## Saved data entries
——————

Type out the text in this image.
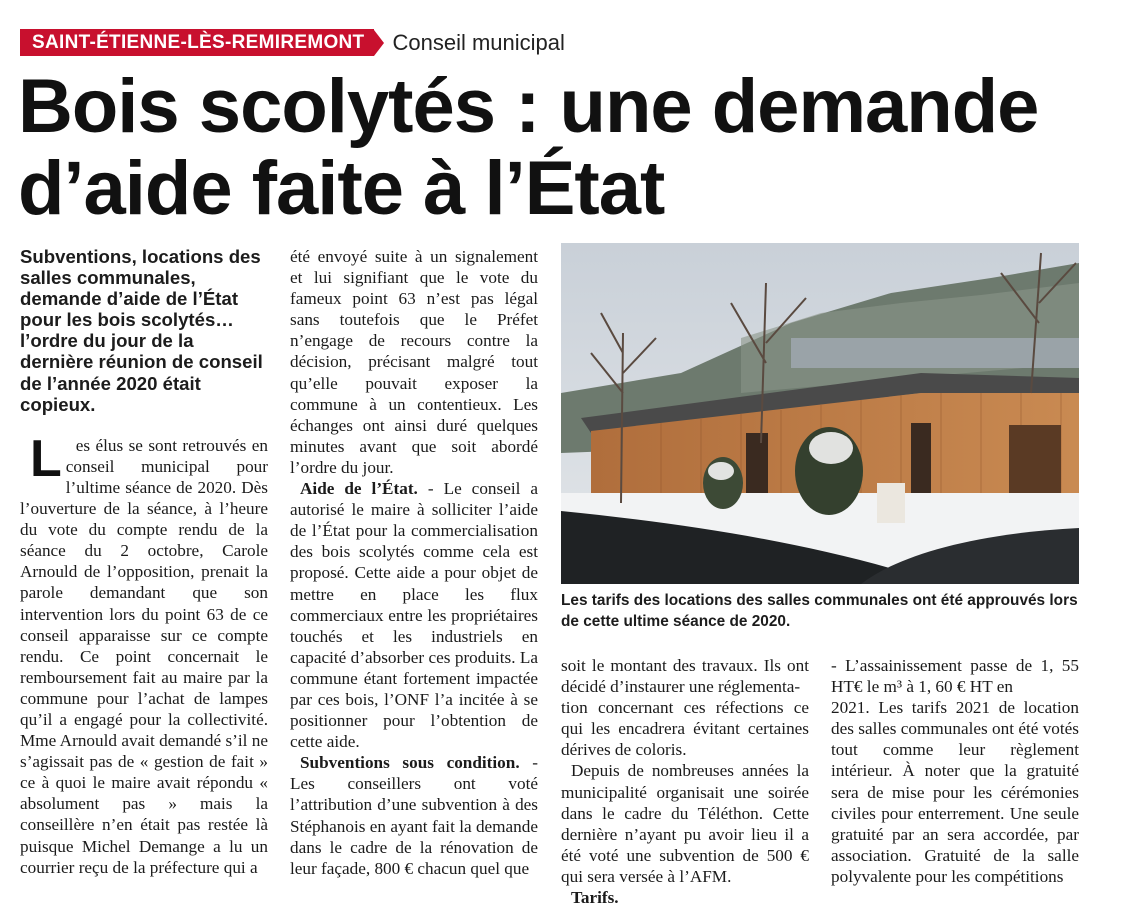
SAINT-ÉTIENNE-LÈS-REMIREMONT	Conseil municipal
Bois scolytés : une demande d’aide faite à l’État

Subventions, locations des salles communales, demande d’aide de l’État pour les bois scolytés… l’ordre du jour de la dernière réunion de conseil de l’année 2020 était copieux.

Les élus se sont retrouvés en conseil municipal pour l’ultime séance de 2020. Dès l’ouverture de la séance, à l’heure du vote du compte rendu de la séance du 2 octobre, Carole Arnould de l’opposition, prenait la parole demandant que son intervention lors du point 63 de ce conseil apparaisse sur ce compte rendu. Ce point concernait le remboursement fait au maire par la commune pour l’achat de lampes qu’il a engagé pour la collectivité. Mme Arnould avait demandé s’il ne s’agissait pas de « gestion de fait » ce à quoi le maire avait répondu « absolument pas » mais la conseillère n’en était pas restée là puisque Michel Demange a lu un courrier reçu de la préfecture qui a

été envoyé suite à un signalement et lui signifiant que le vote du fameux point 63 n’est pas légal sans toutefois que le Préfet n’engage de recours contre la décision, précisant malgré tout qu’elle pouvait exposer la commune à un contentieux. Les échanges ont ainsi duré quelques minutes avant que soit abordé l’ordre du jour.

Aide de l’État. - Le conseil a autorisé le maire à solliciter l’aide de l’État pour la commercialisation des bois scolytés comme cela est proposé. Cette aide a pour objet de mettre en place les flux commerciaux entre les propriétaires touchés et les industriels en capacité d’absorber ces produits. La commune étant fortement impactée par ces bois, l’ONF l’a incitée à se positionner pour l’obtention de cette aide.

Subventions sous condition. - Les conseillers ont voté l’attribution d’une subvention à des Stéphanois en ayant fait la demande dans le cadre de la rénovation de leur façade, 800 € chacun quel que

Les tarifs des locations des salles communales ont été approuvés lors de cette ultime séance de 2020.

soit le montant des travaux. Ils ont décidé d’instaurer une réglementa-

tion concernant ces réfections ce qui les encadrera évitant certaines dérives de coloris.

Depuis de nombreuses années la municipalité organisait une soirée dans le cadre du Téléthon. Cette dernière n’ayant pu avoir lieu il a été voté une subvention de 500 € qui sera versée à l’AFM.

Tarifs.

- L’assainissement passe de 1, 55 HT€ le m³ à 1, 60 € HT en

2021. Les tarifs 2021 de location des salles communales ont été votés tout comme leur règlement intérieur. À noter que la gratuité sera de mise pour les cérémonies civiles pour enterrement. Une seule gratuité par an sera accordée, par association. Gratuité de la salle polyvalente pour les compétitions
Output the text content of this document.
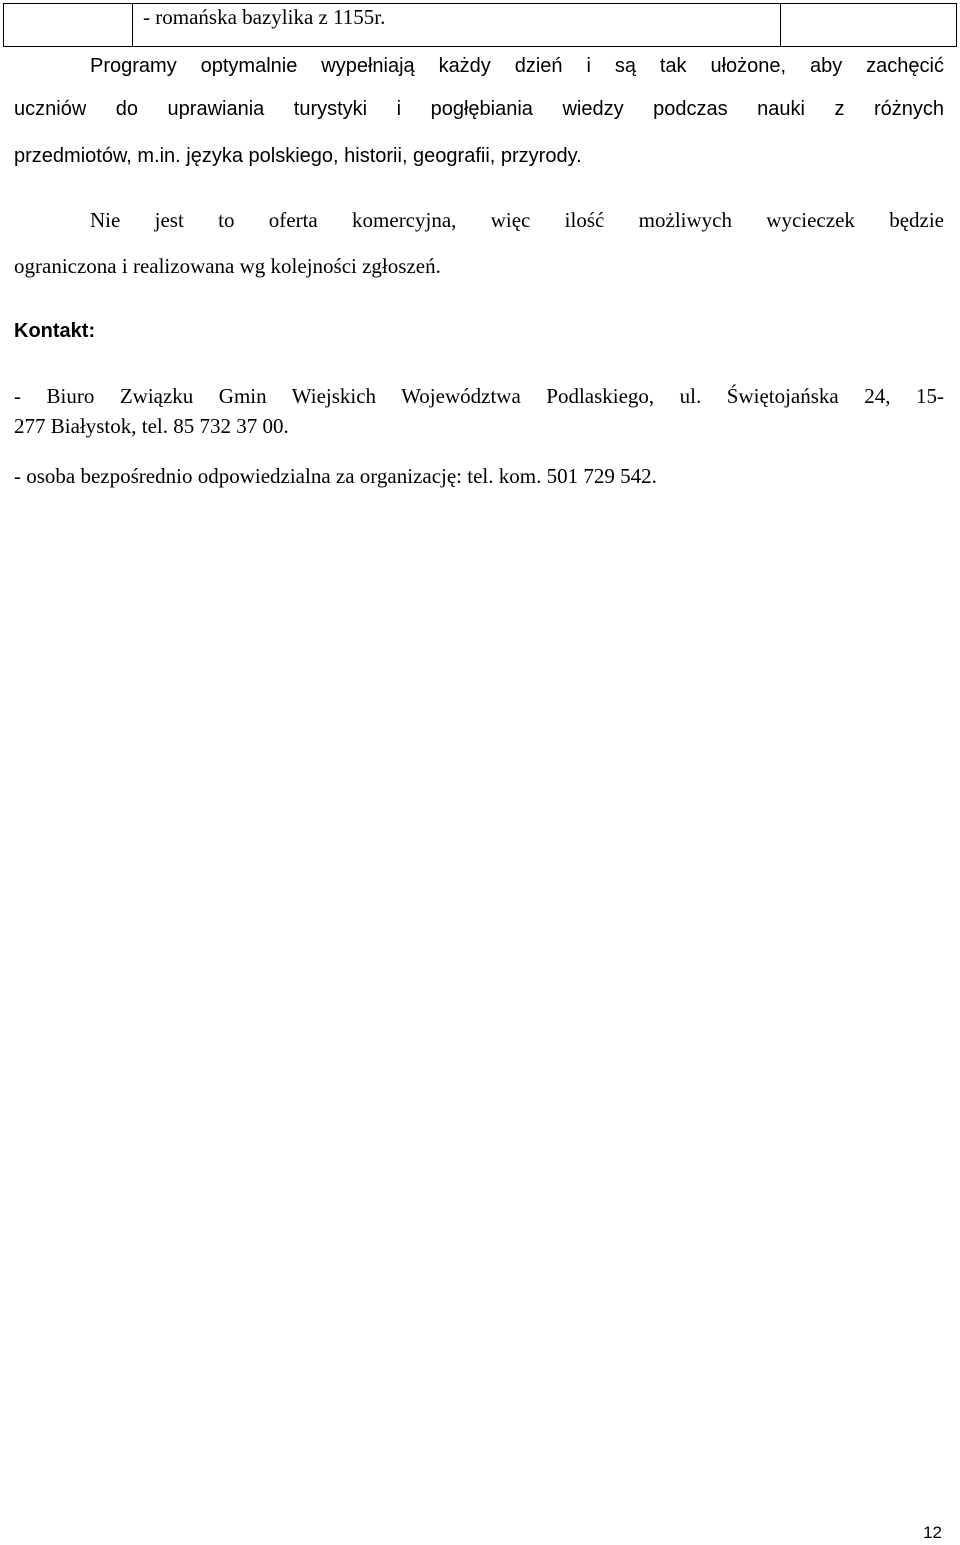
	- romańska bazylika z 1155r.	
Programy optymalnie wypełniają każdy dzień i są tak ułożone, aby zachęcić
uczniów do uprawiania turystyki i pogłębiania wiedzy podczas nauki z różnych
przedmiotów, m.in. języka polskiego, historii, geografii, przyrody.
Nie jest to oferta komercyjna, więc ilość możliwych wycieczek będzie
ograniczona i realizowana wg kolejności zgłoszeń.
Kontakt:
- Biuro Związku Gmin Wiejskich Województwa Podlaskiego, ul. Świętojańska 24, 15-
277 Białystok, tel. 85 732 37 00.
- osoba bezpośrednio odpowiedzialna za organizację: tel. kom. 501 729 542.
12
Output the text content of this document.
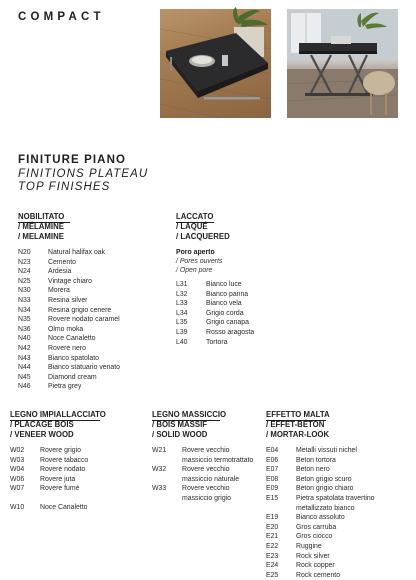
COMPACT
FINITURE PIANO
FINITIONS PLATEAU
TOP FINISHES
NOBILITATO
/ MÉLAMINE
/ MELAMINE
N20	Natural halifax oak
N23	Cemento
N24	Ardesia
N25	Vintage chiaro
N30	Morera
N33	Resina silver
N34	Resina grigio cenere
N35	Rovere nodato caramel
N36	Olmo moka
N40	Noce Canaletto
N42	Rovere nero
N43	Bianco spatolato
N44	Bianco statuario venato
N45	Diamond cream
N46	Pietra grey
LACCATO
/ LAQUÉ
/ LACQUERED
Poro aperto
/ Pores ouverts
/ Open pore
L31	Bianco luce
L32	Bianco panna
L33	Bianco vela
L34	Grigio corda
L35	Grigio canapa
L39	Rosso aragosta
L40	Tortora
LEGNO IMPIALLACCIATO
/ PLACAGE BOIS
/ VENEER WOOD
W02	Rovere grigio
W03	Rovere tabacco
W04	Rovere nodato
W06	Rovere juta
W07	Rovere fumé
W10	Noce Canaletto
LEGNO MASSICCIO
/ BOIS MASSIF
/ SOLID WOOD
W21	Rovere vecchio
massiccio termotrattato
W32	Rovere vecchio
massiccio naturale
W33	Rovere vecchio
massiccio grigio
EFFETTO MALTA
/ EFFET-BÉTON
/ MORTAR-LOOK
E04	Metalli vissuti nichel
E06	Beton tortora
E07	Beton nero
E08	Beton grigio scuro
E09	Beton grigio chiaro
E15	Pietra spatolata travertino
metallizzato bianco
E19	Bianco assoluto
E20	Gros carruba
E21	Gros ciocco
E22	Ruggine
E23	Rock silver
E24	Rock copper
E25	Rock cemento
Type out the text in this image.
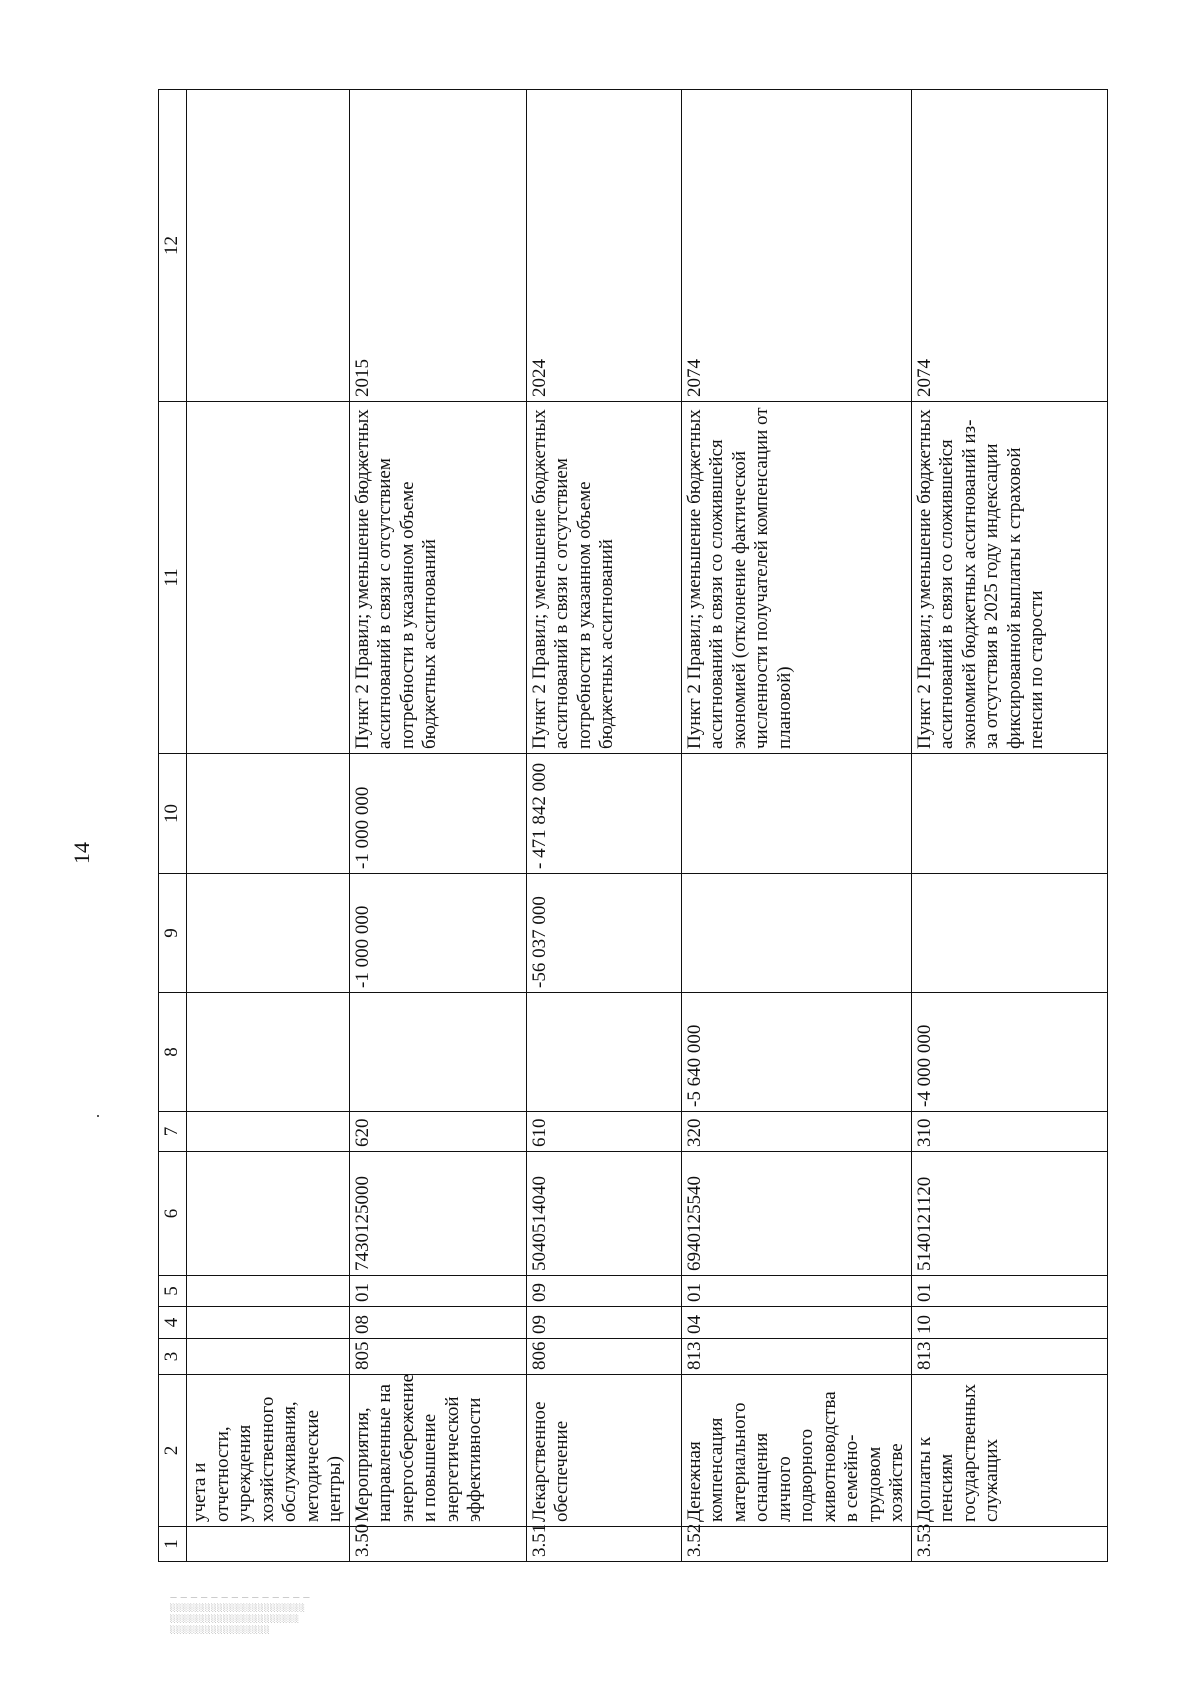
14
1	2	3	4	5	6	7	8	9	10	11	12
	учета и отчетности, учреждения хозяйственного обслуживания, методические центры)										
3.50	Мероприятия, направленные на энергосбережение и повышение энергетической эффективности	805	08	01	7430125000	620		-1 000 000	-1 000 000	Пункт 2 Правил; уменьшение бюджетных ассигнований в связи с отсутствием потребности в указанном объеме бюджетных ассигнований	2015
3.51	Лекарственное обеспечение	806	09	09	5040514040	610		-56 037 000	- 471 842 000	Пункт 2 Правил; уменьшение бюджетных ассигнований в связи с отсутствием потребности в указанном объеме бюджетных ассигнований	2024
3.52	Денежная компенсация материального оснащения личного подворного животноводства в семейно-трудовом хозяйстве	813	04	01	6940125540	320	-5 640 000			Пункт 2 Правил; уменьшение бюджетных ассигнований в связи со сложившейся экономией (отклонение фактической численности получателей компенсации от плановой)	2074
3.53	Доплаты к пенсиям государственных служащих	813	10	01	5140121120	310	-4 000 000			Пункт 2 Правил; уменьшение бюджетных ассигнований в связи со сложившейся экономией бюджетных ассигнований из-за отсутствия в 2025 году индексации фиксированной выплаты к страховой пенсии по старости	2074
— — — — — — — — — — — — — —
░░░░░░░░░░░░░░░░░░░░░░░
░░░░░░░░░░░░░░░░░░░░░░
░░░░░░░░░░░░░░░░░
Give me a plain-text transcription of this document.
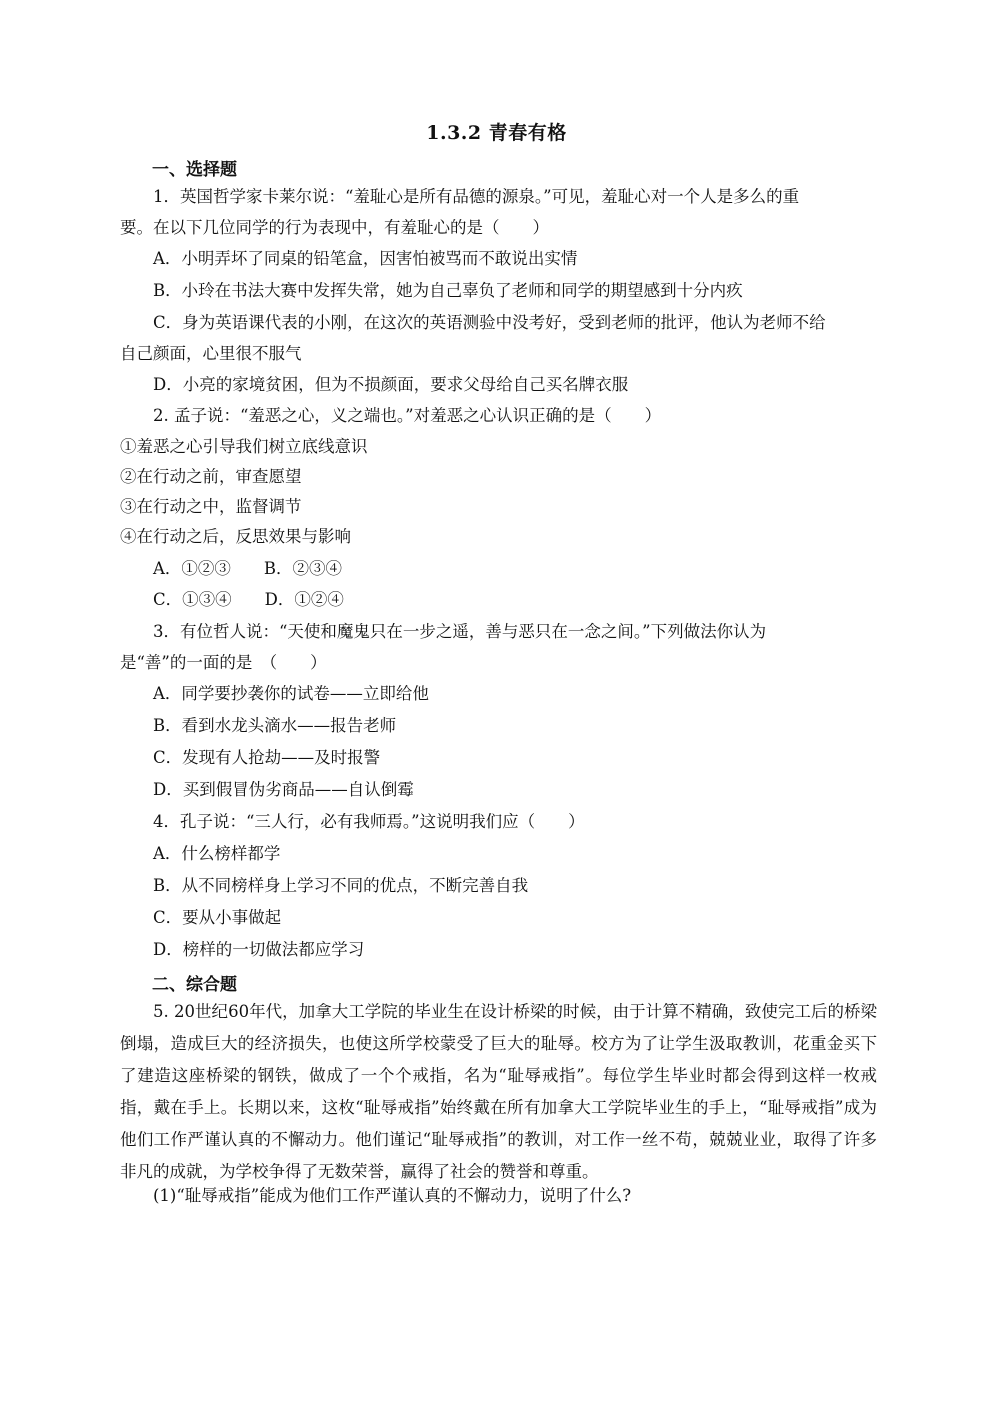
1.3.2 青春有格
一、选择题
1．英国哲学家卡莱尔说：“羞耻心是所有品德的源泉。”可见，羞耻心对一个人是多么的重
要。在以下几位同学的行为表现中，有羞耻心的是（　　）
A．小明弄坏了同桌的铅笔盒，因害怕被骂而不敢说出实情
B．小玲在书法大赛中发挥失常，她为自己辜负了老师和同学的期望感到十分内疚
C．身为英语课代表的小刚，在这次的英语测验中没考好，受到老师的批评，他认为老师不给
自己颜面，心里很不服气
D．小亮的家境贫困，但为不损颜面，要求父母给自己买名牌衣服
2. 孟子说：“羞恶之心，义之端也。”对羞恶之心认识正确的是（　　）
①羞恶之心引导我们树立底线意识
②在行动之前，审查愿望
③在行动之中，监督调节
④在行动之后，反思效果与影响
A．①②③　　B．②③④
C．①③④　　D．①②④
3．有位哲人说：“天使和魔鬼只在一步之遥，善与恶只在一念之间。”下列做法你认为
是“善”的一面的是　（　　）
A．同学要抄袭你的试卷——立即给他
B．看到水龙头滴水——报告老师
C．发现有人抢劫——及时报警
D．买到假冒伪劣商品——自认倒霉
4．孔子说：“三人行，必有我师焉。”这说明我们应（　　）
A．什么榜样都学
B．从不同榜样身上学习不同的优点，不断完善自我
C．要从小事做起
D．榜样的一切做法都应学习
二、综合题
5. 20世纪60年代，加拿大工学院的毕业生在设计桥梁的时候，由于计算不精确，致使完工后的桥梁倒塌，造成巨大的经济损失，也使这所学校蒙受了巨大的耻辱。校方为了让学生汲取教训，花重金买下了建造这座桥梁的钢铁，做成了一个个戒指，名为“耻辱戒指”。每位学生毕业时都会得到这样一枚戒指，戴在手上。长期以来，这枚“耻辱戒指”始终戴在所有加拿大工学院毕业生的手上，“耻辱戒指”成为他们工作严谨认真的不懈动力。他们谨记“耻辱戒指”的教训，对工作一丝不苟，兢兢业业，取得了许多非凡的成就，为学校争得了无数荣誉，赢得了社会的赞誉和尊重。
(1)“耻辱戒指”能成为他们工作严谨认真的不懈动力，说明了什么?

——————

## Short problem
List every line from the entries above in which "chiaro" appears.

## Response for this exercise
N25	Vintage chiaro
E09	Beton grigio chiaro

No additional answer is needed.